* **Exercise**
In the circuit-simulation text, which multiprocessor was used as the test bed?

-- BEGIN Provided text --

In this chapter, an experiment in parallelizing the best-known algorithms for directmethod circuit simulation is described. In Section 4.1 the direct-method algorithms described in Chapter 2 are recapitulated, identifying the most CPU-time expensive phases of direct-method transient-analysis simulation and proposing straightforward schemes to parallelize these phases. In Section 4.2 the test-bed Sequent Balance multiprocessor is described. Parallelization of linearization and linear-equation solution, the Newton-Raphson loop phases that dominate circuit-simulation time, are described in Sections 4.3 and 4.4, respectively. In Section 4.5, the results of this experiment are summarized, indicating the potential for parallelization of different phases of the best uniprocessor directmethod algorithms.

#### 4.1: Analysis of Direct-Method Algorithms for Parallelization

The direct-method circuit-simulation transient-analysis process, described in Chapter 2, is repeated here: Start with a set of first-order nonlinear ordinary differential equations (ODE's) modelling the circuit. Based on the smallest estimated timestep, integrate the nonlinear ODE's using a stiffly-stable integration method, at each simulation time-point.

This yields a set of nonlinear algebraic difference equations, which are solved using an iterative Newton-Raphson technique. Each iteration involves replacing all nonlinear elements by linear companion networks. Finally, solve the resulting set of linear equations using sparse-matrix LU-decomposition.

The process description above indicates the three dominant phases of direct-method simulation, all of which are candidates for parallelization. First, determination of the fastest-changing circuit variable can be performed in parallel, yielding the time-step. Next, multiple processors can concurrently linearize nonlinear devices and store the Jacobian coefficients. Finally, the set of sparse, linear equations can be solved co-operatively. A pictorial representation of this basic parallel algorithm is shown in Figure 4.1.

Although the approach to parallelization presented above produces obvious synchronization bottlenecks between the three different phases, if the phases themselves display significant parallelism, efficient load balancing during each phase should keep the loss in parallelism due to end-effects low. An *end-effect* refers to the degradation in parallelism that occurs towards the end of a computation, due to there being less tasks than processors available, and hence not enough work to keep all the processors busy. This underlines the importance of exploiting fine-grained parallelism, since small tasks would cause minimal degradation of load balancing due to end-effects. The cost for using a fine granularity is that of increased overhead for scheduling. Thus, a multiprocessor with a small scheduling overhead will handle small tasks inexpensively, thereby increasing the potential for effective load balancing.

-- END Provided text --
-- BEGIN Entries shown --

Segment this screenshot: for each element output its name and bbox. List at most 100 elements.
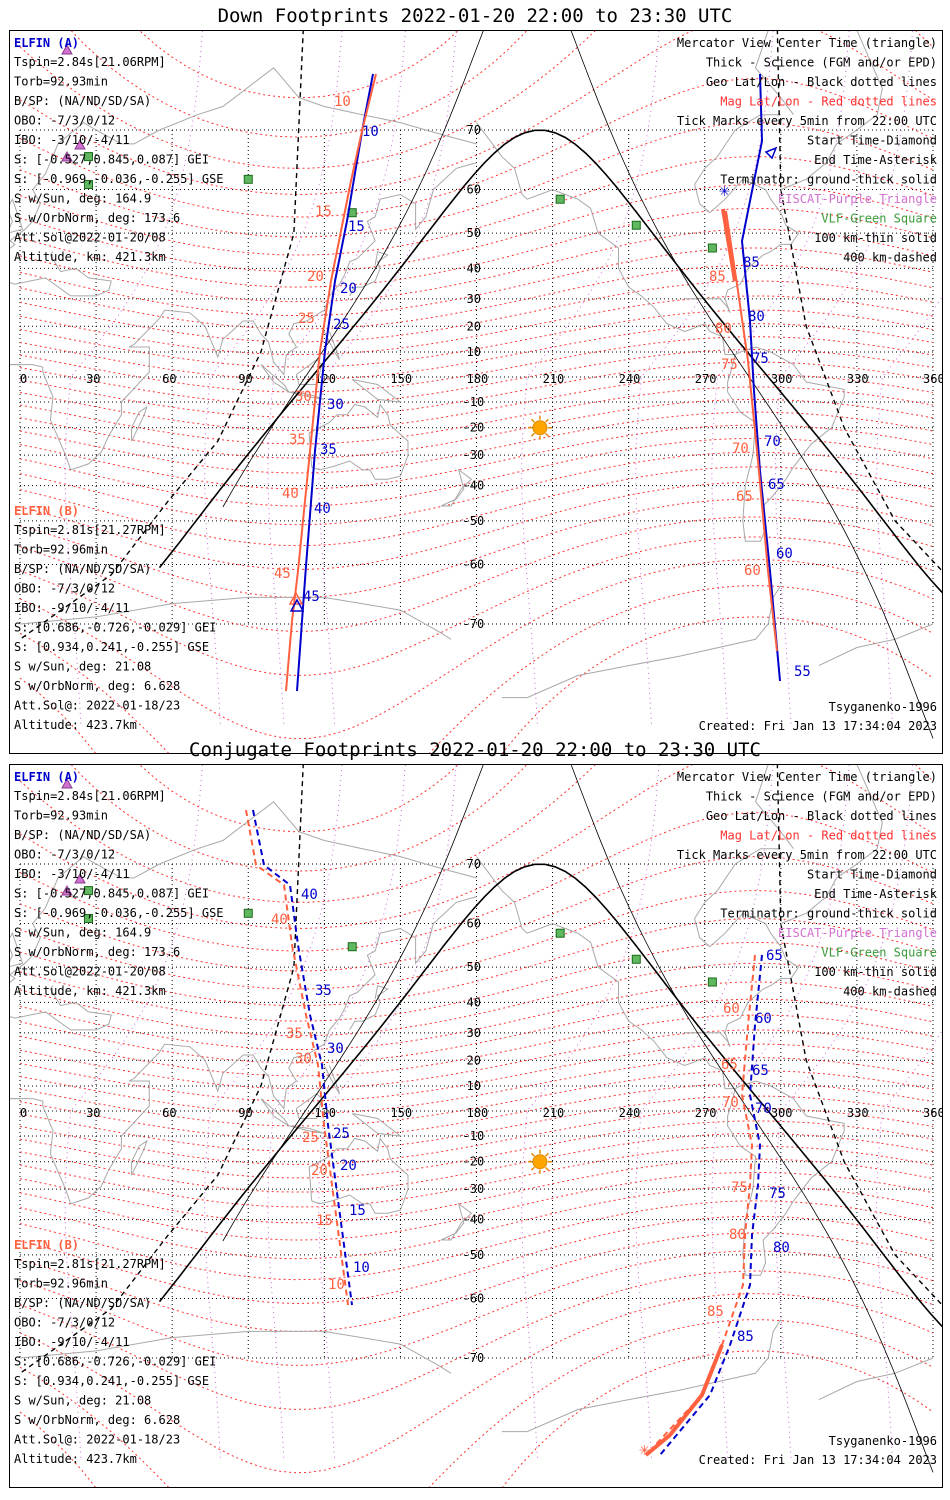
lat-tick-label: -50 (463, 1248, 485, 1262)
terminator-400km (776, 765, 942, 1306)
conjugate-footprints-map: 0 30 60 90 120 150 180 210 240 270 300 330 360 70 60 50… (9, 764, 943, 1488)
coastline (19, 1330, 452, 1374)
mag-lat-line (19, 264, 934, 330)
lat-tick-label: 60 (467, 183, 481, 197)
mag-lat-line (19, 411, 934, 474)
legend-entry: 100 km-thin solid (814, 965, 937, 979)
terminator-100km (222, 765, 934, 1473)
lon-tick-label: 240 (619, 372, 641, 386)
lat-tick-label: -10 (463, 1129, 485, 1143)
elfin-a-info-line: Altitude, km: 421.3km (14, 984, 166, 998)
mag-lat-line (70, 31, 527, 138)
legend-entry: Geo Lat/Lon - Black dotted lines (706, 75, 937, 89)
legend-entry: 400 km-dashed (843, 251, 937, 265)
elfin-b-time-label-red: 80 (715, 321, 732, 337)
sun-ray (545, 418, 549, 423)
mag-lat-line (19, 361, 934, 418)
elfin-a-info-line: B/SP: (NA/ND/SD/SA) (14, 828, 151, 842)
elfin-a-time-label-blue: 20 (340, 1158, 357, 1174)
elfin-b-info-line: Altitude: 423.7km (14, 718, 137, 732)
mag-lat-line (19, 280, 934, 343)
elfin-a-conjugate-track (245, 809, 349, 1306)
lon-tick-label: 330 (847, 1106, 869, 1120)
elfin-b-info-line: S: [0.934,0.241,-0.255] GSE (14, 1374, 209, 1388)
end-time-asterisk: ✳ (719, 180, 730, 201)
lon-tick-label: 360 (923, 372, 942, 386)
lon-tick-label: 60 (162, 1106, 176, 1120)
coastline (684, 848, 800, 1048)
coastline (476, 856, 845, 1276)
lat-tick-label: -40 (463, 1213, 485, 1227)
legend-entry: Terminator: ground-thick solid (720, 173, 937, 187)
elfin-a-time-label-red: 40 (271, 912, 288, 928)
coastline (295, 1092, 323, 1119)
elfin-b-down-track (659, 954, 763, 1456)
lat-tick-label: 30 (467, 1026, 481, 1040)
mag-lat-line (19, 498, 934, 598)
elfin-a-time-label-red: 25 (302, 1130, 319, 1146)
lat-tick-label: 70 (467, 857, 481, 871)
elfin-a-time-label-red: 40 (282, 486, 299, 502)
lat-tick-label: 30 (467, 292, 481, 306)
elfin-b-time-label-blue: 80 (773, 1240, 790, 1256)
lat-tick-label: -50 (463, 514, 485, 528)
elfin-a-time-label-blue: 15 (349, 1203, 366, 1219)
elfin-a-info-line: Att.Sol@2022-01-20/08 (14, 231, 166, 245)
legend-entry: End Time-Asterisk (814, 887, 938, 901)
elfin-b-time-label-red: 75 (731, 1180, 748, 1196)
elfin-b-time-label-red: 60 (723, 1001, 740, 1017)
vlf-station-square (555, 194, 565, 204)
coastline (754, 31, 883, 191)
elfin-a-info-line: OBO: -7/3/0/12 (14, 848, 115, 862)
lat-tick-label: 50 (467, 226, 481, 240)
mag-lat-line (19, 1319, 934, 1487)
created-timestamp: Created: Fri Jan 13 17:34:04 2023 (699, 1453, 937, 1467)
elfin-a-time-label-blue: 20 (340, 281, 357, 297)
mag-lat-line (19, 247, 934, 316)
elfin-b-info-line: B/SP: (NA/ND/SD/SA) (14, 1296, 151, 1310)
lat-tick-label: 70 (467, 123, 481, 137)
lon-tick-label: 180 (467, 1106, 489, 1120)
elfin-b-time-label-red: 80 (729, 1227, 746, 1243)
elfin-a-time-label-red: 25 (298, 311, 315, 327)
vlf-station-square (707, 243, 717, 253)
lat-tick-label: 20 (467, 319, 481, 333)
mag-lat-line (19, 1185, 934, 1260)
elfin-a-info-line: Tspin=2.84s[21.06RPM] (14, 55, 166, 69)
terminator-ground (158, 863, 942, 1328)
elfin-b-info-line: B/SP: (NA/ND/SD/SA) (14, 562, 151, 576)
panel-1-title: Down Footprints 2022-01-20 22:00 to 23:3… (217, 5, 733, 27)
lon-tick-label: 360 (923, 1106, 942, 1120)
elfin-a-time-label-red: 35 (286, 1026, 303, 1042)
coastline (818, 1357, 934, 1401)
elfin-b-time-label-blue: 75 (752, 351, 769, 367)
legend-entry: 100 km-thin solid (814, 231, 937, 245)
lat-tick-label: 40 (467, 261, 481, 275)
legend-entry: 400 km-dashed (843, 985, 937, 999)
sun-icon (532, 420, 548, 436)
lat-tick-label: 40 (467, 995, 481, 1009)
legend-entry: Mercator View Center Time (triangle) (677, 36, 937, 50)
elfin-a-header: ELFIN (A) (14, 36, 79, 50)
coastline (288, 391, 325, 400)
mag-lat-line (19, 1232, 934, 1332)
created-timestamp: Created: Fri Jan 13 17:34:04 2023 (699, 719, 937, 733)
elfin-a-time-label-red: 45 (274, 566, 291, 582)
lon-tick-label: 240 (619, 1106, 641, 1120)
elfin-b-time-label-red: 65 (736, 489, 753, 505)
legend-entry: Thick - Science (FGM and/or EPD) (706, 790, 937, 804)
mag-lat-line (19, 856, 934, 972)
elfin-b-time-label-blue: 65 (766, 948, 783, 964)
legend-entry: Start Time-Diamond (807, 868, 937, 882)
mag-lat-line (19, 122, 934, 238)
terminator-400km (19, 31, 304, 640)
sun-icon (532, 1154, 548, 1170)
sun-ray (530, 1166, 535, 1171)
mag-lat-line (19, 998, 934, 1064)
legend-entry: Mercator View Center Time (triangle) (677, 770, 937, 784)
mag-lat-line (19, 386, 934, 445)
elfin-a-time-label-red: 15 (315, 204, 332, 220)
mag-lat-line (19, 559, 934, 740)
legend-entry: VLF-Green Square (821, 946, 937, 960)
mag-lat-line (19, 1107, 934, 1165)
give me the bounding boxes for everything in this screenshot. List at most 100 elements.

-- END Entries shown --
-- BEGIN Entries shown --

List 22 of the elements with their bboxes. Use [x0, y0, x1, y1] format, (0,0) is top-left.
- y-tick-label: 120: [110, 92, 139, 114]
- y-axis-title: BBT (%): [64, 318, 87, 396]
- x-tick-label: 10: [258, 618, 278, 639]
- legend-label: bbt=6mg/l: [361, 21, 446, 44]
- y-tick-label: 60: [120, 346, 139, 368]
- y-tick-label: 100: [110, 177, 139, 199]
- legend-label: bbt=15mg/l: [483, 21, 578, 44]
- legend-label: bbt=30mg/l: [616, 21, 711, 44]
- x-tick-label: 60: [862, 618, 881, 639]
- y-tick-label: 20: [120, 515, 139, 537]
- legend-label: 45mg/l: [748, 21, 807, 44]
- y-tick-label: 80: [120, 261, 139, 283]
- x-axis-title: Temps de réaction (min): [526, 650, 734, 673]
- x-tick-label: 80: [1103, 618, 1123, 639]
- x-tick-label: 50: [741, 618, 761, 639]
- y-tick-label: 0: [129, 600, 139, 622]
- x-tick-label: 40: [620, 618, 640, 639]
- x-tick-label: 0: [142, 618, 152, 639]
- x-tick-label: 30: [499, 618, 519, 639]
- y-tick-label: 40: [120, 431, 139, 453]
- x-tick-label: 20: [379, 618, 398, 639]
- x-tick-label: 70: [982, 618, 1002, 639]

-- END Entries shown --
-- BEGIN Entries shown --

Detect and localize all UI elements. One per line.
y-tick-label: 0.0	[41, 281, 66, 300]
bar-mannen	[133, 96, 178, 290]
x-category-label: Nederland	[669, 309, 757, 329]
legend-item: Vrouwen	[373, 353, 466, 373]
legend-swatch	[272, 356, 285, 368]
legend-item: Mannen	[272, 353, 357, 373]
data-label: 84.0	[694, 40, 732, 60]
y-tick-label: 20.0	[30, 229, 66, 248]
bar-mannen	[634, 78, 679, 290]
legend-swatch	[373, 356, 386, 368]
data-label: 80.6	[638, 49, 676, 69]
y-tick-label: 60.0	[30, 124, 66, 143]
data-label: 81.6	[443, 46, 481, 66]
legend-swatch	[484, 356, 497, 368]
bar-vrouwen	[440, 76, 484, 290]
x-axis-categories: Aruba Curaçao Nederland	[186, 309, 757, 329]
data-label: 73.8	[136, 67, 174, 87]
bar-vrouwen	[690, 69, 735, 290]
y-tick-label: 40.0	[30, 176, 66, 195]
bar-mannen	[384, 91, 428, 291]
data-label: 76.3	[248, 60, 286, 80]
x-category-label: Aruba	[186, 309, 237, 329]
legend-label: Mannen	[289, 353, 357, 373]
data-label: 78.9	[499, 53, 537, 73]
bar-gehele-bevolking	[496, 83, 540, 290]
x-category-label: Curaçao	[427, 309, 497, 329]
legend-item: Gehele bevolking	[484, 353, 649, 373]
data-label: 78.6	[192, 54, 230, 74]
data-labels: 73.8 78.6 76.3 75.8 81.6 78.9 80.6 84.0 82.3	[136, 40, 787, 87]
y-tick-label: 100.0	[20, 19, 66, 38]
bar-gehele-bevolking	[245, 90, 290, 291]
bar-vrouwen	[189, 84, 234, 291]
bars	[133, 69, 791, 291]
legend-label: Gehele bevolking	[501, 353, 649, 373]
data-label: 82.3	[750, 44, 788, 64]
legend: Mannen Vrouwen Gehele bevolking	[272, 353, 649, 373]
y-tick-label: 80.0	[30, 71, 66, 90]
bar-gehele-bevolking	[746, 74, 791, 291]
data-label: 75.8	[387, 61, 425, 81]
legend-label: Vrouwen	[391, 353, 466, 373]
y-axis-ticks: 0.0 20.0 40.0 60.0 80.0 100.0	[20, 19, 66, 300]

-- END Entries shown --

* **Completed exercise**
The Sequent Balance multiprocessor.